(What needs to be done)
Everything in the listing except the pictures should be written out exactly.

Stored data:

◇ ◇ ◇ ◇

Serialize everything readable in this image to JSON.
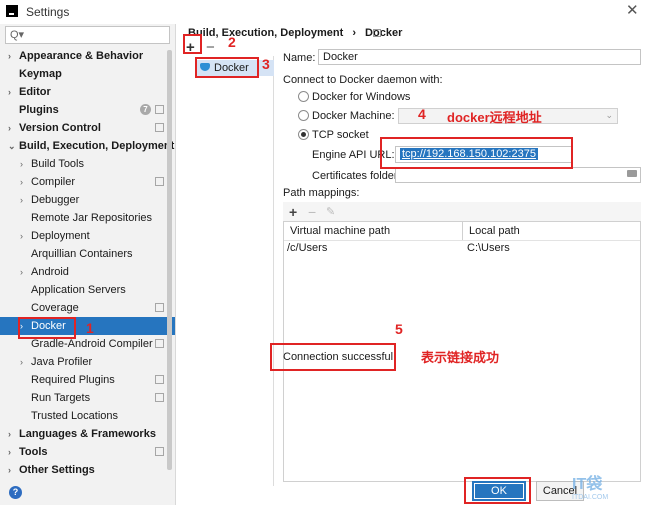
{
  "window": {
    "title": "Settings",
    "close_glyph": "✕"
  },
  "search": {
    "placeholder": "Q▾",
    "value": ""
  },
  "sidebar": {
    "items": [
      {
        "label": "Appearance & Behavior",
        "level": 0,
        "arrow": "›",
        "bold": true
      },
      {
        "label": "Keymap",
        "level": 0,
        "arrow": "",
        "bold": true
      },
      {
        "label": "Editor",
        "level": 0,
        "arrow": "›",
        "bold": true
      },
      {
        "label": "Plugins",
        "level": 0,
        "arrow": "",
        "bold": true
      },
      {
        "label": "Version Control",
        "level": 0,
        "arrow": "›",
        "bold": true
      },
      {
        "label": "Build, Execution, Deployment",
        "level": 0,
        "arrow": "⌄",
        "bold": true
      },
      {
        "label": "Build Tools",
        "level": 1,
        "arrow": "›",
        "bold": false
      },
      {
        "label": "Compiler",
        "level": 1,
        "arrow": "›",
        "bold": false
      },
      {
        "label": "Debugger",
        "level": 1,
        "arrow": "›",
        "bold": false
      },
      {
        "label": "Remote Jar Repositories",
        "level": 1,
        "arrow": "",
        "bold": false
      },
      {
        "label": "Deployment",
        "level": 1,
        "arrow": "›",
        "bold": false
      },
      {
        "label": "Arquillian Containers",
        "level": 1,
        "arrow": "",
        "bold": false
      },
      {
        "label": "Android",
        "level": 1,
        "arrow": "›",
        "bold": false
      },
      {
        "label": "Application Servers",
        "level": 1,
        "arrow": "",
        "bold": false
      },
      {
        "label": "Coverage",
        "level": 1,
        "arrow": "",
        "bold": false
      },
      {
        "label": "Docker",
        "level": 1,
        "arrow": "›",
        "bold": false,
        "selected": true
      },
      {
        "label": "Gradle-Android Compiler",
        "level": 1,
        "arrow": "",
        "bold": false
      },
      {
        "label": "Java Profiler",
        "level": 1,
        "arrow": "›",
        "bold": false
      },
      {
        "label": "Required Plugins",
        "level": 1,
        "arrow": "",
        "bold": false
      },
      {
        "label": "Run Targets",
        "level": 1,
        "arrow": "",
        "bold": false
      },
      {
        "label": "Trusted Locations",
        "level": 1,
        "arrow": "",
        "bold": false
      },
      {
        "label": "Languages & Frameworks",
        "level": 0,
        "arrow": "›",
        "bold": true
      },
      {
        "label": "Tools",
        "level": 0,
        "arrow": "›",
        "bold": true
      },
      {
        "label": "Other Settings",
        "level": 0,
        "arrow": "›",
        "bold": true
      }
    ],
    "plugins_badge": "7"
  },
  "breadcrumb": {
    "parent": "Build, Execution, Deployment",
    "sep": "›",
    "current": "Docker"
  },
  "docker_list": {
    "add_glyph": "+",
    "remove_glyph": "−",
    "item": "Docker"
  },
  "form": {
    "name_label": "Name:",
    "name_value": "Docker",
    "connect_label": "Connect to Docker daemon with:",
    "radio_windows": "Docker for Windows",
    "radio_machine": "Docker Machine:",
    "radio_tcp": "TCP socket",
    "engine_label": "Engine API URL:",
    "engine_value": "tcp://192.168.150.102:2375",
    "certs_label": "Certificates folder:",
    "certs_value": "",
    "path_mappings_label": "Path mappings:",
    "table": {
      "headers": [
        "Virtual machine path",
        "Local path"
      ],
      "rows": [
        [
          "/c/Users",
          "C:\\Users"
        ]
      ]
    },
    "status": "Connection successful"
  },
  "buttons": {
    "ok": "OK",
    "cancel": "Cancel"
  },
  "annotations": {
    "n1": "1",
    "n2": "2",
    "n3": "3",
    "n4": "4",
    "n5": "5",
    "remote_text": "docker远程地址",
    "success_text": "表示链接成功"
  },
  "watermark": {
    "big": "IT袋",
    "small": "ITDAI.COM"
  },
  "colors": {
    "accent": "#2675bf",
    "annotation": "#e02424",
    "sidebar_bg": "#f2f2f2"
  }
}
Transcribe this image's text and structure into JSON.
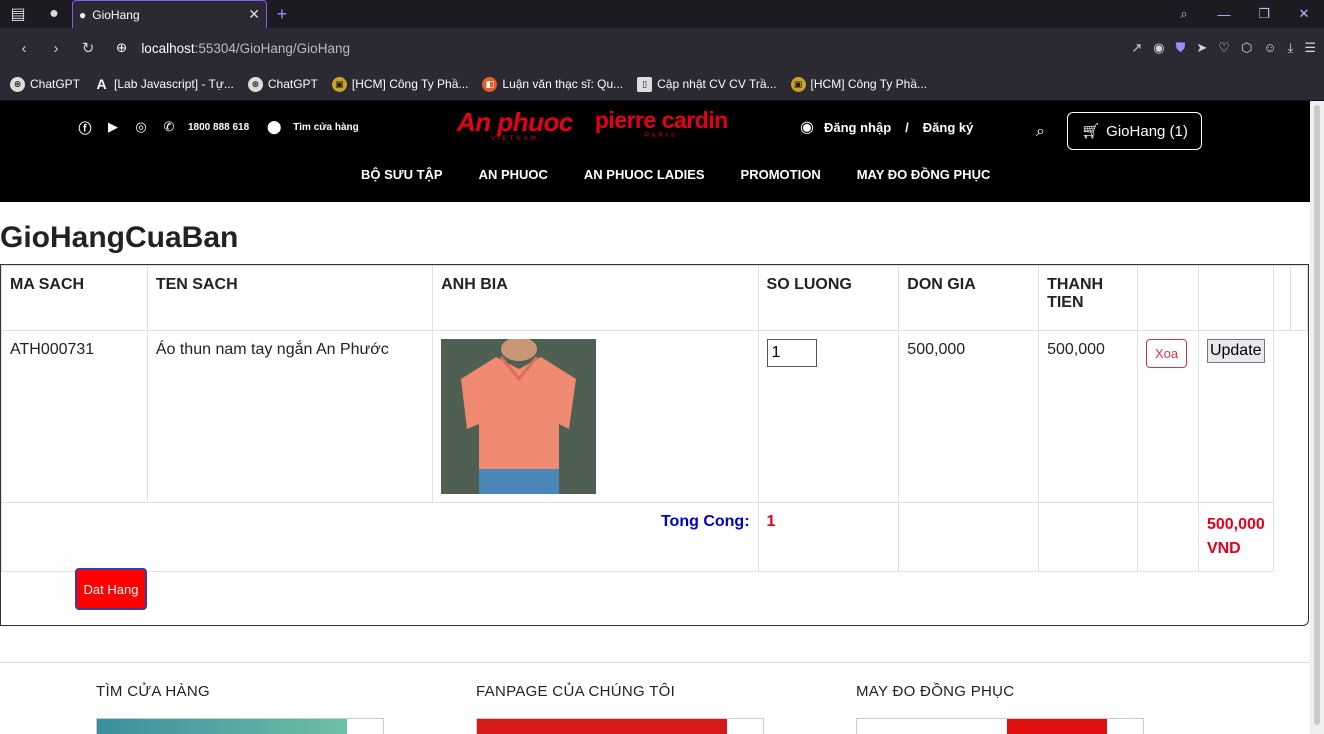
{
  "browser": {
    "tab_title": "GioHang",
    "url_host": "localhost",
    "url_path": ":55304/GioHang/GioHang",
    "bookmarks": [
      {
        "label": "ChatGPT",
        "icon": "openai-icon"
      },
      {
        "label": "[Lab Javascript] - Tự...",
        "icon": "a-icon"
      },
      {
        "label": "ChatGPT",
        "icon": "openai-icon"
      },
      {
        "label": "[HCM] Công Ty Phầ...",
        "icon": "box-icon"
      },
      {
        "label": "Luận văn thạc sĩ: Qu...",
        "icon": "book-icon"
      },
      {
        "label": "Cập nhật CV CV Trầ...",
        "icon": "doc-icon"
      },
      {
        "label": "[HCM] Công Ty Phầ...",
        "icon": "box-icon"
      }
    ]
  },
  "header": {
    "phone": "1800 888 618",
    "store_finder": "Tìm cửa hàng",
    "brand1": "An phuoc",
    "brand1_sub": "VIETNAM",
    "brand2": "pierre cardin",
    "brand2_sub": "PARIS",
    "login": "Đăng nhập",
    "separator": "/",
    "register": "Đăng ký",
    "cart": "GioHang (1)",
    "nav": [
      "BỘ SƯU TẬP",
      "AN PHUOC",
      "AN PHUOC LADIES",
      "PROMOTION",
      "MAY ĐO ĐỒNG PHỤC"
    ]
  },
  "cart": {
    "title": "GioHangCuaBan",
    "columns": [
      "MA SACH",
      "TEN SACH",
      "ANH BIA",
      "SO LUONG",
      "DON GIA",
      "THANH TIEN"
    ],
    "item": {
      "code": "ATH000731",
      "name": "Áo thun nam tay ngắn An Phước",
      "qty": "1",
      "price": "500,000",
      "total": "500,000",
      "delete_label": "Xoa",
      "update_label": "Update"
    },
    "summary_label": "Tong Cong:",
    "summary_qty": "1",
    "summary_total": "500,000 VND",
    "order_button": "Dat Hang"
  },
  "footer": {
    "col1": "TÌM CỬA HÀNG",
    "col2": "FANPAGE CỦA CHÚNG TÔI",
    "col3": "MAY ĐO ĐỒNG PHỤC"
  }
}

◇ ◇ ◇ ◇

(Answer for the task)
Serialize everything readable in this image to JSON.
{
  "window": {
    "title": "Settings",
    "close_glyph": "✕"
  },
  "search": {
    "placeholder": "Q▾",
    "value": ""
  },
  "sidebar": {
    "items": [
      {
        "label": "Appearance & Behavior",
        "level": 0,
        "arrow": "›",
        "bold": true
      },
      {
        "label": "Keymap",
        "level": 0,
        "arrow": "",
        "bold": true
      },
      {
        "label": "Editor",
        "level": 0,
        "arrow": "›",
        "bold": true
      },
      {
        "label": "Plugins",
        "level": 0,
        "arrow": "",
        "bold": true
      },
      {
        "label": "Version Control",
        "level": 0,
        "arrow": "›",
        "bold": true
      },
      {
        "label": "Build, Execution, Deployment",
        "level": 0,
        "arrow": "⌄",
        "bold": true
      },
      {
        "label": "Build Tools",
        "level": 1,
        "arrow": "›",
        "bold": false
      },
      {
        "label": "Compiler",
        "level": 1,
        "arrow": "›",
        "bold": false
      },
      {
        "label": "Debugger",
        "level": 1,
        "arrow": "›",
        "bold": false
      },
      {
        "label": "Remote Jar Repositories",
        "level": 1,
        "arrow": "",
        "bold": false
      },
      {
        "label": "Deployment",
        "level": 1,
        "arrow": "›",
        "bold": false
      },
      {
        "label": "Arquillian Containers",
        "level": 1,
        "arrow": "",
        "bold": false
      },
      {
        "label": "Android",
        "level": 1,
        "arrow": "›",
        "bold": false
      },
      {
        "label": "Application Servers",
        "level": 1,
        "arrow": "",
        "bold": false
      },
      {
        "label": "Coverage",
        "level": 1,
        "arrow": "",
        "bold": false
      },
      {
        "label": "Docker",
        "level": 1,
        "arrow": "›",
        "bold": false,
        "selected": true
      },
      {
        "label": "Gradle-Android Compiler",
        "level": 1,
        "arrow": "",
        "bold": false
      },
      {
        "label": "Java Profiler",
        "level": 1,
        "arrow": "›",
        "bold": false
      },
      {
        "label": "Required Plugins",
        "level": 1,
        "arrow": "",
        "bold": false
      },
      {
        "label": "Run Targets",
        "level": 1,
        "arrow": "",
        "bold": false
      },
      {
        "label": "Trusted Locations",
        "level": 1,
        "arrow": "",
        "bold": false
      },
      {
        "label": "Languages & Frameworks",
        "level": 0,
        "arrow": "›",
        "bold": true
      },
      {
        "label": "Tools",
        "level": 0,
        "arrow": "›",
        "bold": true
      },
      {
        "label": "Other Settings",
        "level": 0,
        "arrow": "›",
        "bold": true
      }
    ],
    "plugins_badge": "7"
  },
  "breadcrumb": {
    "parent": "Build, Execution, Deployment",
    "sep": "›",
    "current": "Docker"
  },
  "docker_list": {
    "add_glyph": "+",
    "remove_glyph": "−",
    "item": "Docker"
  },
  "form": {
    "name_label": "Name:",
    "name_value": "Docker",
    "connect_label": "Connect to Docker daemon with:",
    "radio_windows": "Docker for Windows",
    "radio_machine": "Docker Machine:",
    "radio_tcp": "TCP socket",
    "engine_label": "Engine API URL:",
    "engine_value": "tcp://192.168.150.102:2375",
    "certs_label": "Certificates folder:",
    "certs_value": "",
    "path_mappings_label": "Path mappings:",
    "table": {
      "headers": [
        "Virtual machine path",
        "Local path"
      ],
      "rows": [
        [
          "/c/Users",
          "C:\\Users"
        ]
      ]
    },
    "status": "Connection successful"
  },
  "buttons": {
    "ok": "OK",
    "cancel": "Cancel"
  },
  "annotations": {
    "n1": "1",
    "n2": "2",
    "n3": "3",
    "n4": "4",
    "n5": "5",
    "remote_text": "docker远程地址",
    "success_text": "表示链接成功"
  },
  "watermark": {
    "big": "IT袋",
    "small": "ITDAI.COM"
  },
  "colors": {
    "accent": "#2675bf",
    "annotation": "#e02424",
    "sidebar_bg": "#f2f2f2"
  }
}
Transcribe this image's text and structure into JSON.
{
  "browser": {
    "tab_title": "GioHang",
    "url_host": "localhost",
    "url_path": ":55304/GioHang/GioHang",
    "bookmarks": [
      {
        "label": "ChatGPT",
        "icon": "openai-icon"
      },
      {
        "label": "[Lab Javascript] - Tự...",
        "icon": "a-icon"
      },
      {
        "label": "ChatGPT",
        "icon": "openai-icon"
      },
      {
        "label": "[HCM] Công Ty Phầ...",
        "icon": "box-icon"
      },
      {
        "label": "Luận văn thạc sĩ: Qu...",
        "icon": "book-icon"
      },
      {
        "label": "Cập nhật CV CV Trầ...",
        "icon": "doc-icon"
      },
      {
        "label": "[HCM] Công Ty Phầ...",
        "icon": "box-icon"
      }
    ]
  },
  "header": {
    "phone": "1800 888 618",
    "store_finder": "Tìm cửa hàng",
    "brand1": "An phuoc",
    "brand1_sub": "VIETNAM",
    "brand2": "pierre cardin",
    "brand2_sub": "PARIS",
    "login": "Đăng nhập",
    "separator": "/",
    "register": "Đăng ký",
    "cart": "GioHang (1)",
    "nav": [
      "BỘ SƯU TẬP",
      "AN PHUOC",
      "AN PHUOC LADIES",
      "PROMOTION",
      "MAY ĐO ĐỒNG PHỤC"
    ]
  },
  "cart": {
    "title": "GioHangCuaBan",
    "columns": [
      "MA SACH",
      "TEN SACH",
      "ANH BIA",
      "SO LUONG",
      "DON GIA",
      "THANH TIEN"
    ],
    "item": {
      "code": "ATH000731",
      "name": "Áo thun nam tay ngắn An Phước",
      "qty": "1",
      "price": "500,000",
      "total": "500,000",
      "delete_label": "Xoa",
      "update_label": "Update"
    },
    "summary_label": "Tong Cong:",
    "summary_qty": "1",
    "summary_total": "500,000 VND",
    "order_button": "Dat Hang"
  },
  "footer": {
    "col1": "TÌM CỬA HÀNG",
    "col2": "FANPAGE CỦA CHÚNG TÔI",
    "col3": "MAY ĐO ĐỒNG PHỤC"
  }
}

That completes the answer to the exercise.